* _Document extract_:
====
If Elizabeth Sewell's views on the education of girls became more realistic and somewhat less visionary as she grew older, it is probably due to her own grappling with the problems of founding and operating a school on a shoestring budget. St. Boniface School at Ventnor, Isle of Wight, was founded in 1865, but it did not become self-supporting until years later. This venture unquestionably drew on all her previous experience in education from her work in the village school at Bonchurch during the Laneton Parsonage period (see Journal entry for April 7, 1849) through her long years of receiving pupils in her own home, a practice that continued up until 1890. Yet the St. Boniface venture was distinct from either of these in that it was aimed at daughters of middle-class families, whereas the village school had accommodated chiefly lower-class children and Miss Sewell's private venture at Ashcliff served the upper classes.
Like Nathaniel Woodard of the well known Woodard Schools and many others of the mid-nineteenth century. Miss Sewell had become concerned for the social class which any thoughtful observer of the English educational scene could see was worst off. The Report of the Committee of Council, 1870-71, put the matter very succinctly: "The middle-class, it is generally admitted, is the neglected class. The rich endowments of the public schools and universities chiefly benefit the upper classes; the small grammar school is converted into a national school for the education of the poor."2 For the girl of the middle class the situation was particularly critical. Few adequate schools for girls existed at any level. A tradesman might be too proud to send his daughter to a national school and too poor to send her to a private school. Besides, a high fee was no guarantee of high quality.
====
* _Given task 1_:
In the passage on St. Boniface School, restate the text starting with "Like Nathaniel Woodard" and going on through "of high quality.", swapping "tradesman" for "shopkeeper".
* _Given task 2_:
Answer these from the passage on St. Boniface School:
(a) In what year was St. Boniface School founded?
(b) Up to what year did Miss Sewell keep receiving pupils in her own home?
(c) Which report called the middle class "the neglected class"?
* _Given task 3_:
For each statement, say whether the passage on St. Boniface School supports it:
(a) St. Boniface School paid its own way from the year it opened.
(b) The village school at Bonchurch took mainly lower-class children.
(c) A high fee ensured a school of high quality.

* _Supplied data_:
====
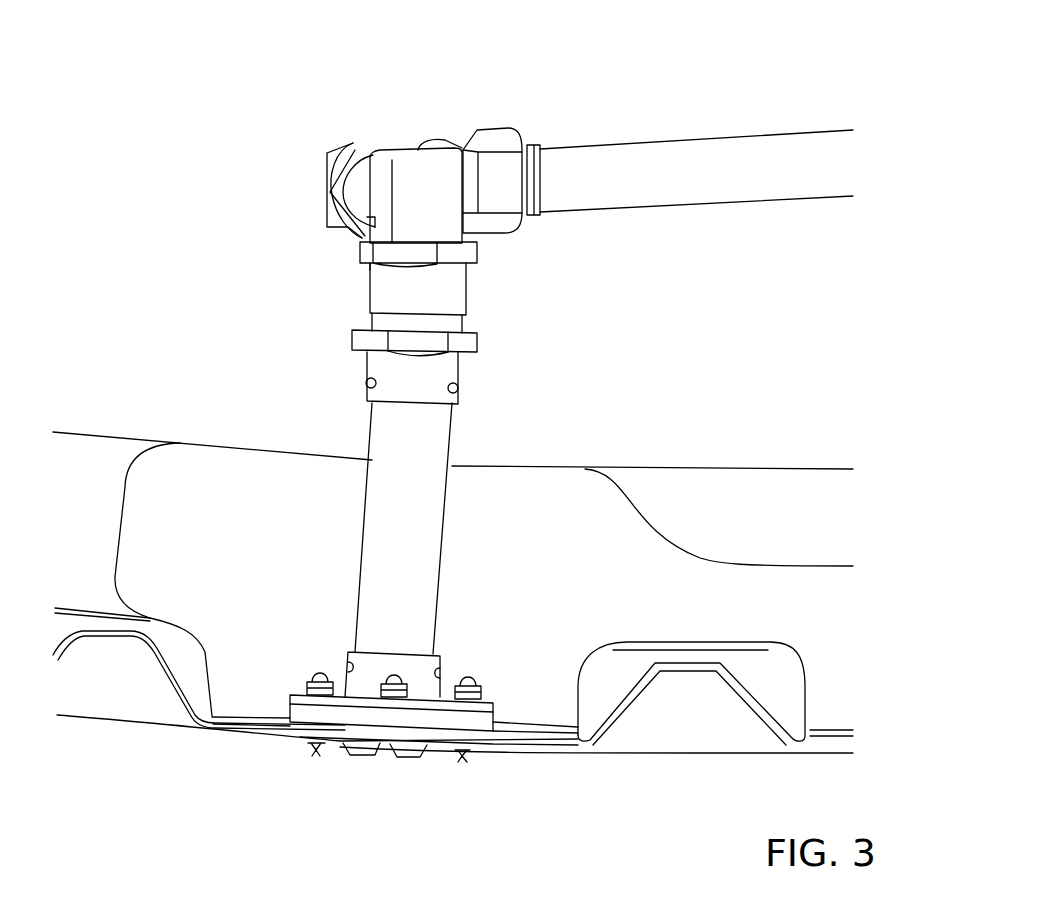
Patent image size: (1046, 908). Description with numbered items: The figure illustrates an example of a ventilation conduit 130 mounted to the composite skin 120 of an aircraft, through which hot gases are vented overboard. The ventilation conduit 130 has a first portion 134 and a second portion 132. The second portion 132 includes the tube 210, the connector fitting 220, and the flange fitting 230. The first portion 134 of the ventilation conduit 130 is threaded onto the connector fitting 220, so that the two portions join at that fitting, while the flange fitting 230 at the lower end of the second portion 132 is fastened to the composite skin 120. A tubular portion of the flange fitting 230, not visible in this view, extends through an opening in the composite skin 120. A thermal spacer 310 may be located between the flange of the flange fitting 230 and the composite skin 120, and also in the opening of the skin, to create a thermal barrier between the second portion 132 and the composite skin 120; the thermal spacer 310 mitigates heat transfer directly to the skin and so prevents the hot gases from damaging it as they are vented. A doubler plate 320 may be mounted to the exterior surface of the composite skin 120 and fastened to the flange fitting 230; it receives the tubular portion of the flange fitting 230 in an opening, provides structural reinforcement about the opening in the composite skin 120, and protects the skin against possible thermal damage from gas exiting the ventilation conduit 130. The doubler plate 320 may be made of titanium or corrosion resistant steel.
====
* _Task response 1_:
Like Nathaniel Woodard of the well known Woodard Schools and many others of the mid-nineteenth century. Miss Sewell had become concerned for the social class which any thoughtful observer of the English educational scene could see was worst off. The Report of the Committee of Council, 1870-71, put the matter very succinctly: "The middle-class, it is generally admitted, is the neglected class. The rich endowments of the public schools and universities chiefly benefit the upper classes; the small grammar school is converted into a national school for the education of the poor."2 For the girl of the middle class the situation was particularly critical. Few adequate schools for girls existed at any level. A shopkeeper might be too proud to send his daughter to a national school and too poor to send her to a private school. Besides, a high fee was no guarantee of high quality.

* _Task response 2_:
(a) 1865.
(b) 1890.
(c) The Report of the Committee of Council, 1870-71.

* _Task response 3_:
(a) No: "it did not become self-supporting until years later."
(b) Yes: "the village school had accommodated chiefly lower-class children"
(c) No: "a high fee was no guarantee of high quality."